STATED EXERCISE → Each entry has to be copied exactly, with nothing missed.

[Source data]
/---

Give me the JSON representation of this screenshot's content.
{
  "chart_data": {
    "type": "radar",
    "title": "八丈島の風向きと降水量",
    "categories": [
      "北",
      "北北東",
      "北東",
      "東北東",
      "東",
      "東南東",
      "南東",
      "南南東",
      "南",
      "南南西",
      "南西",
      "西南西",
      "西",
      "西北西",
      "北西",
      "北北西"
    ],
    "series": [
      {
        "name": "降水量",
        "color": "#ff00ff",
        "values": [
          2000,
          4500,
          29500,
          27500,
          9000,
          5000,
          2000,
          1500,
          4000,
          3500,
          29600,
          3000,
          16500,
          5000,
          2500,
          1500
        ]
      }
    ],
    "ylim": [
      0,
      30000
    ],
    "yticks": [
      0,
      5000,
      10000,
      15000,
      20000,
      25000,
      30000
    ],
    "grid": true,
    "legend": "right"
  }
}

\---

FINISHED TASK →
Give me the JSON representation of this screenshot's content.
{
  "chart_data": {
    "type": "radar",
    "title": "八丈島の風向きと降水量",
    "categories": [
      "北",
      "北北東",
      "北東",
      "東北東",
      "東",
      "東南東",
      "南東",
      "南南東",
      "南",
      "南南西",
      "南西",
      "西南西",
      "西",
      "西北西",
      "北西",
      "北北西"
    ],
    "series": [
      {
        "name": "降水量",
        "color": "#ff00ff",
        "values": [
          2000,
          4500,
          29500,
          27500,
          9000,
          5000,
          2000,
          1500,
          4000,
          3500,
          29600,
          3000,
          16500,
          5000,
          2500,
          1500
        ]
      }
    ],
    "ylim": [
      0,
      30000
    ],
    "yticks": [
      0,
      5000,
      10000,
      15000,
      20000,
      25000,
      30000
    ],
    "grid": true,
    "legend": "right"
  }
}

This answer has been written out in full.